■ **DOCUMENT EXTRACT**
⟨
Aspects	Black box penetration testing	Grey box penetration testing	White box penetration testing
Level of knowledge requirement	Require little or no knowledge of infrastructure and network	Require basic knowledge of the internal codebase, architecture, and infrastructure	Allow complete access to knowledge about the system’s infrastructure, codebase, and network
Level of programming language requirement	Require no syntactic knowledge of the programming language	Require a basic comprehension of the programming language	Require high and professional understanding of programming language
Standard techniques	Boundary value analysis, Graph-Based testing, Equivalence partitioning, etc	Regression testing, Pattern testing, Matrix testing, Orthogonal array testing, etc	Decision coverage, Path testing, Branch testing, Statement coverage, etc
Advantages	– Mimics real-world attacks – Provides an outsider’s perspective – Encourages creative problem-solving	– Balances realism and deeper insights – Enables access to some internal system knowledge – Optimize time and resources	– Understands thoroughly of the system’s internals – Delivers comprehensive coverage of system security – Pinpoints vulnerabilities in code and architecture
Disadvantages	– Limited insight into internal structures – Incomplete view of vulnerabilities – Possible overlook of certain critical vulnerabilities	– Restricted insight compared to White Box – Dependent on available information – Possible miss of certain system areas	– Time-consuming due to in-depth analysis – Costly due to skilled personnel and time- Prone to false positives if not done carefully
When to use	– Simulating external threats – Testing overall security posture – Assessing response to unknown attackers	– Balancing depth and efficiency – Targeted testing with some internal insights – Limited access but need for deeper insight	– Assessing specific system components – Analyzing code, architecture, and design – Identifying and fixing intricate flaws

 

The selection of Black Box, Grey Box, or White Box Penetration Testing depends on the level of internal knowledge required, the depth of the assessment needed, and the specific objectives of your security testing rpojects. It’s often beneficial to employ a combination of these methodologies for a comprehensive security assessment based on the unique needs of the system or software being evaluated.
⟩
■ **SUPPLIED RECORDS**
⟨
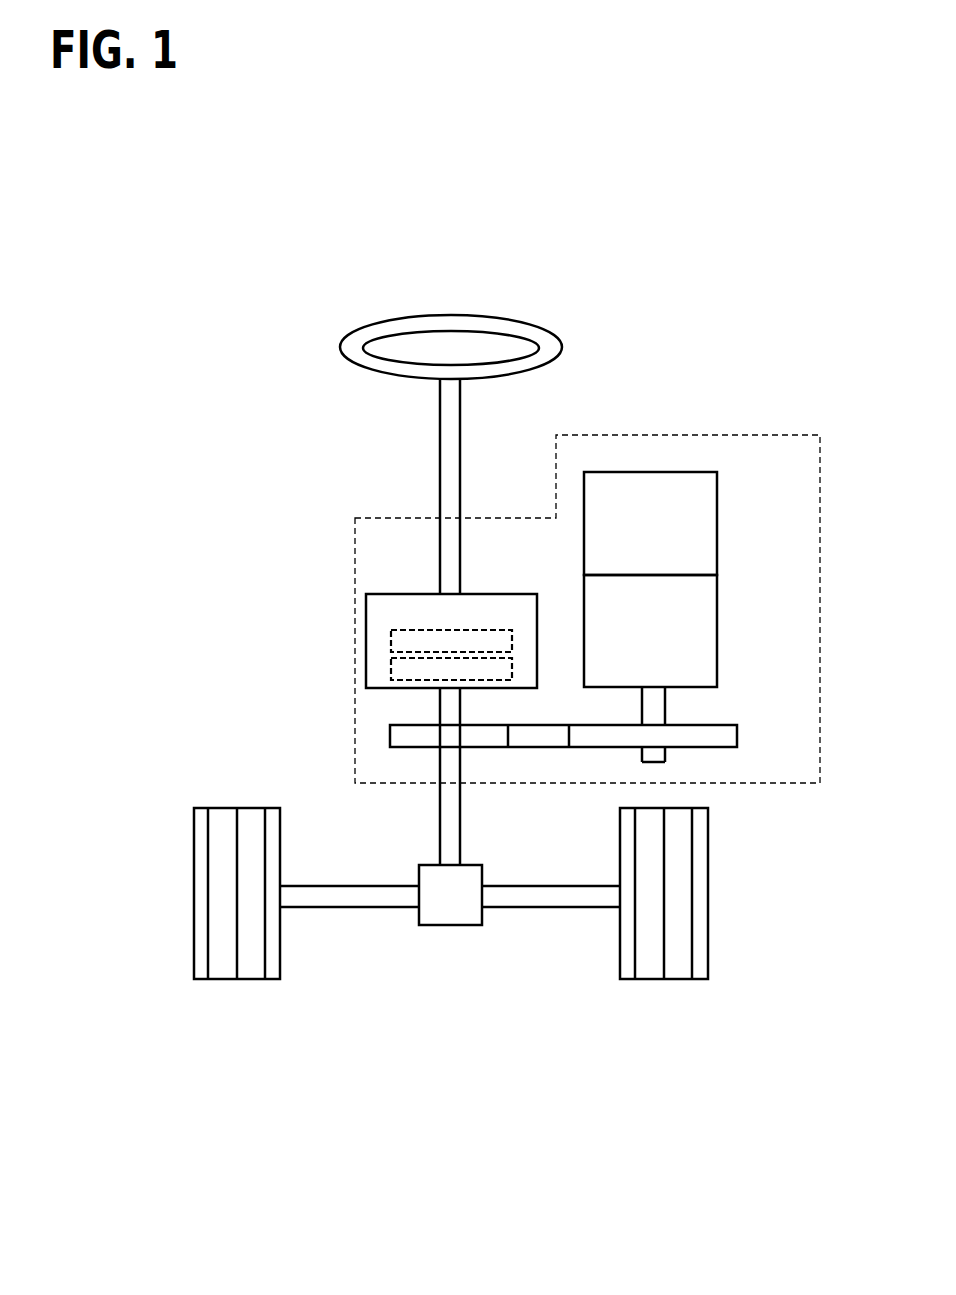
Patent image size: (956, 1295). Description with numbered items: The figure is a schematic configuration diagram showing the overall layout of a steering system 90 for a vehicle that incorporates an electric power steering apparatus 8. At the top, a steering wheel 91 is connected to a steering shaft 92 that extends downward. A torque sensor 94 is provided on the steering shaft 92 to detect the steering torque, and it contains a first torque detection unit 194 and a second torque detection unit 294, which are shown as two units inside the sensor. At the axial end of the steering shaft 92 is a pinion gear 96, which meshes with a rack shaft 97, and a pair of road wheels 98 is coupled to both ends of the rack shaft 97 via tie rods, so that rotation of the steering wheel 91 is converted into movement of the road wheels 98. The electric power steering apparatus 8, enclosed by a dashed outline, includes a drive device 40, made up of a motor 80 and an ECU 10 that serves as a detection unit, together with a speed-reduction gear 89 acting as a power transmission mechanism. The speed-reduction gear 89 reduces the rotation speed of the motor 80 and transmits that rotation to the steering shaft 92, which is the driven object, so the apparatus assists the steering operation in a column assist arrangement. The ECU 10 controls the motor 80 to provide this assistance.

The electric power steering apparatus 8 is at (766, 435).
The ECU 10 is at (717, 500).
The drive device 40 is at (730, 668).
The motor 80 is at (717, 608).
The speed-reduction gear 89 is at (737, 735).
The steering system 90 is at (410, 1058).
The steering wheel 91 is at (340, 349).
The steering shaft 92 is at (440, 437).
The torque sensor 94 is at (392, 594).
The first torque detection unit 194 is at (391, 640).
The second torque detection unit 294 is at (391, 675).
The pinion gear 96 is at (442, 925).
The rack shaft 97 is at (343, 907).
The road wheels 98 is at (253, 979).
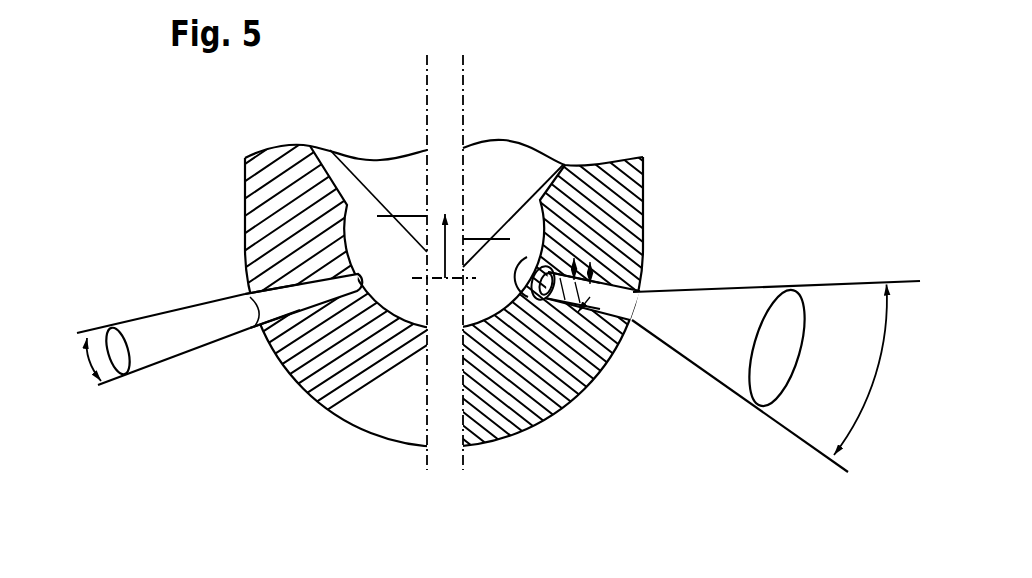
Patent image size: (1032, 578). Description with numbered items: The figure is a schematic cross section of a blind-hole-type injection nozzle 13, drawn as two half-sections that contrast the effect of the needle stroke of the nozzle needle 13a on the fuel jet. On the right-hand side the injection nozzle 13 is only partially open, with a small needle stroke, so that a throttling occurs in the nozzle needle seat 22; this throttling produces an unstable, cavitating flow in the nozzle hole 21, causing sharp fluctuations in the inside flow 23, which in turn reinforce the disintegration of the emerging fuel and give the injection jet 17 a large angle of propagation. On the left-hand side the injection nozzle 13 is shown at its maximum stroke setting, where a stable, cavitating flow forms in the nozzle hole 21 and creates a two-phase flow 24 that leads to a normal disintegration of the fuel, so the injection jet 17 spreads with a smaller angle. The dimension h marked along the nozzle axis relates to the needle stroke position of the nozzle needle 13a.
⟩
■ **EXERCISE REQUIREMENTS**
1. In the penetration testing comparison, how much programming language knowledge does black box testing require?
2. Please quote the penetration testing comparison word for word, everything from "The selection of" down to "software being evaluated.".

■ **COMPLETED EXERCISE**
1. No syntactic knowledge of the programming language.

2.
The selection of Black Box, Grey Box, or White Box Penetration Testing depends on the level of internal knowledge required, the depth of the assessment needed, and the specific objectives of your security testing rpojects. It’s often beneficial to employ a combination of these methodologies for a comprehensive security assessment based on the unique needs of the system or software being evaluated.